## Begin Material for this exercise

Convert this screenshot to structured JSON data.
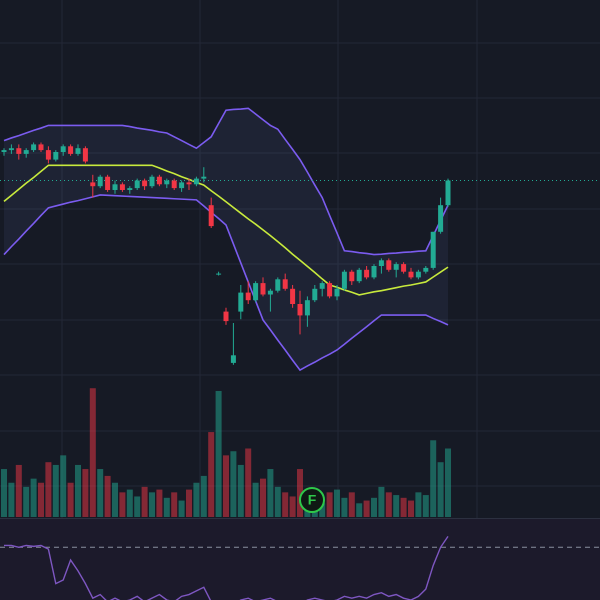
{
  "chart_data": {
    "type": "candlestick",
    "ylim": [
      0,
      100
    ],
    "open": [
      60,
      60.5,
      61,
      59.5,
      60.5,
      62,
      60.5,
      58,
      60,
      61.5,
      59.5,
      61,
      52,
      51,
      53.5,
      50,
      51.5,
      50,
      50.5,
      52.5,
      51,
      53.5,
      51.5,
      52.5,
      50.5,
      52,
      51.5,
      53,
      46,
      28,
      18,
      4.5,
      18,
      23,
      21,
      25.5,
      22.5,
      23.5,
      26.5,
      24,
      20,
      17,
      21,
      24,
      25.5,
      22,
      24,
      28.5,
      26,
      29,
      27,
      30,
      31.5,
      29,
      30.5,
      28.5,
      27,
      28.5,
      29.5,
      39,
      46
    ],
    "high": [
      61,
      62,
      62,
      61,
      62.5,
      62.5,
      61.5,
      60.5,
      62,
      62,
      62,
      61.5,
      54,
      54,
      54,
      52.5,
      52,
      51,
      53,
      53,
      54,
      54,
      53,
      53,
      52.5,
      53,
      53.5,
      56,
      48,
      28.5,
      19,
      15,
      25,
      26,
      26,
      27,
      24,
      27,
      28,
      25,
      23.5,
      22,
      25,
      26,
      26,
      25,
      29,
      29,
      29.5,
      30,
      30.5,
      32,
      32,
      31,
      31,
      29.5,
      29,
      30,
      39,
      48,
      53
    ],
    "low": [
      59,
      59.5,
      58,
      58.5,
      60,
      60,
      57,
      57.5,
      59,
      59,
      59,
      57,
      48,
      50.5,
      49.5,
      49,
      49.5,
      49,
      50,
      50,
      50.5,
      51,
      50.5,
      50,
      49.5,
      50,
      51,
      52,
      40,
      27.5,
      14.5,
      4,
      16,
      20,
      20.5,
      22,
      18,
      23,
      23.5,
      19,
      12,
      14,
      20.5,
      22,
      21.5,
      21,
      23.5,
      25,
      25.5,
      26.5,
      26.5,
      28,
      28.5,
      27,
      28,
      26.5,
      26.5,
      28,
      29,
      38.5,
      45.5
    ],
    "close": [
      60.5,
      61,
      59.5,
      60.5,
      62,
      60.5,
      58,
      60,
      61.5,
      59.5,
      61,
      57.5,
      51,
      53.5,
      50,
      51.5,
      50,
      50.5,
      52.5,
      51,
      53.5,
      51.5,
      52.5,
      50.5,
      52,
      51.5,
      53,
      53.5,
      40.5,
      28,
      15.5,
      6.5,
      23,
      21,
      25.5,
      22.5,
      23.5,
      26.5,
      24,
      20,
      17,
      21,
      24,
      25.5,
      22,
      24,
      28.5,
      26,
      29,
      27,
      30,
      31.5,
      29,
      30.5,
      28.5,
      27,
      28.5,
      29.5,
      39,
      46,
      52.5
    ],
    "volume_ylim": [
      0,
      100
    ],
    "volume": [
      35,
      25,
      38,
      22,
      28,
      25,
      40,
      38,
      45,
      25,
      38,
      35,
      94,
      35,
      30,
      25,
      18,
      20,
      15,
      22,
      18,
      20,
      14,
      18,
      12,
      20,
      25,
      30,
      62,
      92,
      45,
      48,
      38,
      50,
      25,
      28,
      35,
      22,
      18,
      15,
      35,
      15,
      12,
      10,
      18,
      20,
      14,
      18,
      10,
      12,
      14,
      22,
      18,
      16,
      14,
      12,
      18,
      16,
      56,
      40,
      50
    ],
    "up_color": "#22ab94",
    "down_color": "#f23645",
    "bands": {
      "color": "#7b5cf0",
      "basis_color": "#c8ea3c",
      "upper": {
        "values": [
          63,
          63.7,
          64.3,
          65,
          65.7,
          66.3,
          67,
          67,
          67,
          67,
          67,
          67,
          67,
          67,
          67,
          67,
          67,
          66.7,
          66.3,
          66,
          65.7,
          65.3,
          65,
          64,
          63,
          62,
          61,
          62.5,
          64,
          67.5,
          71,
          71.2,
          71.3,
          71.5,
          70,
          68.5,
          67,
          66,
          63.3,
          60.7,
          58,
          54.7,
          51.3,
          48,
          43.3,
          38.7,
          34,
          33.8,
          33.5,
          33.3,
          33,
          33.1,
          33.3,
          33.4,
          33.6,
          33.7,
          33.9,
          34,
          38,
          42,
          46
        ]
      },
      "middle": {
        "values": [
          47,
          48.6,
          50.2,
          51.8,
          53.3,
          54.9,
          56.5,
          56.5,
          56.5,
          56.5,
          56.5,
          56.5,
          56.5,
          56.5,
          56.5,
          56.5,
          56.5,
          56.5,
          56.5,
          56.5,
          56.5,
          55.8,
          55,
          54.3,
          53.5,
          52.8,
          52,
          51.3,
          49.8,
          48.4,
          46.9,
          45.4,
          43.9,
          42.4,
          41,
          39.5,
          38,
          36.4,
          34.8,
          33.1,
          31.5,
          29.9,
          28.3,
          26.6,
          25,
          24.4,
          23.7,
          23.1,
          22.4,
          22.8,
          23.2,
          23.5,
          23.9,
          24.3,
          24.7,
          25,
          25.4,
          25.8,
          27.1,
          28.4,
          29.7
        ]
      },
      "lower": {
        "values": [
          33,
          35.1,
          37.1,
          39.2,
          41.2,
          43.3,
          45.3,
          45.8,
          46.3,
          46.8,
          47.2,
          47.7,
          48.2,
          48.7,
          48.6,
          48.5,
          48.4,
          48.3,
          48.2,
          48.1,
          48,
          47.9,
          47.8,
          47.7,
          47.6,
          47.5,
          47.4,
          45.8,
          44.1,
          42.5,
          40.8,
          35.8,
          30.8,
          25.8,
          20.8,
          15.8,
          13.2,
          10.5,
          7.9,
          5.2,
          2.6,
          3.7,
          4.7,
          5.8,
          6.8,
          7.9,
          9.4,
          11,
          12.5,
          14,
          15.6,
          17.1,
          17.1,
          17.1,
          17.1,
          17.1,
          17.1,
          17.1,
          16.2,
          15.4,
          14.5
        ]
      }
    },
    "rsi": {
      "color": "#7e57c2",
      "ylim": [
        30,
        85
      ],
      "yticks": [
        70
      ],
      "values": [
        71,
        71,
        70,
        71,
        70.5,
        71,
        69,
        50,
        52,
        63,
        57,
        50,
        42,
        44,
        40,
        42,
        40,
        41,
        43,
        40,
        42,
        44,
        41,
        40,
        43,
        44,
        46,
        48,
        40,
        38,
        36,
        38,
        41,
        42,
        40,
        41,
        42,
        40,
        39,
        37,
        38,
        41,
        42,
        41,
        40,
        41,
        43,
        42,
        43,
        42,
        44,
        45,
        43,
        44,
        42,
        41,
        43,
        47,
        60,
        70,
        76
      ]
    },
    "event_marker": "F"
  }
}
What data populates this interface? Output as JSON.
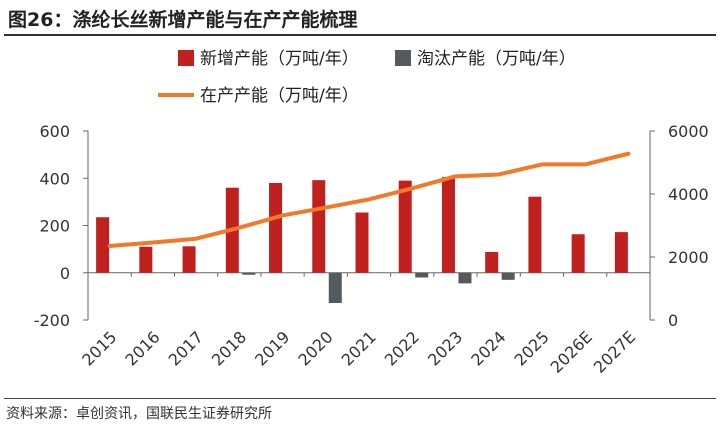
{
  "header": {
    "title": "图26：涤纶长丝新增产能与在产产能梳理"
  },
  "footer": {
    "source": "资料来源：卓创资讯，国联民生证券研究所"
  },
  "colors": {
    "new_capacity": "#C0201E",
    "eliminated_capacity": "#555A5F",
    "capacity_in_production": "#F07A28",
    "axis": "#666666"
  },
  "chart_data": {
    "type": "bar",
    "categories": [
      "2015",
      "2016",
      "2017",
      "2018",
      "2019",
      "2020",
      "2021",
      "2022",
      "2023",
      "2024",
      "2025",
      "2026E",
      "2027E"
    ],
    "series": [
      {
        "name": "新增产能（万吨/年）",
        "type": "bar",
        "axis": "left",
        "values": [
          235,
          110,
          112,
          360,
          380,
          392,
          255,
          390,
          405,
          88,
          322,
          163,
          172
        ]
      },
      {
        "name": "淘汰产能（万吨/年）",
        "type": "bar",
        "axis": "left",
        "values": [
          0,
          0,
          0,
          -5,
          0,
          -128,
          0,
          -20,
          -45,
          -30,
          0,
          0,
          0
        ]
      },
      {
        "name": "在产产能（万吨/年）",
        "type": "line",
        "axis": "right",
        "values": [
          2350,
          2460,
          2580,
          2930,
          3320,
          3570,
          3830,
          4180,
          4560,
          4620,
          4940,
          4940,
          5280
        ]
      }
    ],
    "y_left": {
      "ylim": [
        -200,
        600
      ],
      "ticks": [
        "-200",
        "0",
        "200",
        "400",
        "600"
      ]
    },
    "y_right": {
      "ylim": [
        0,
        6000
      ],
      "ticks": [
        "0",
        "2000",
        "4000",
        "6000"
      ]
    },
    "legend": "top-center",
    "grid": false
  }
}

## End Material for this exercise

Aim:
Exactly how many lines in the data above contain the word "name"? Respond with the number and nothing more.

Exercise solution:
3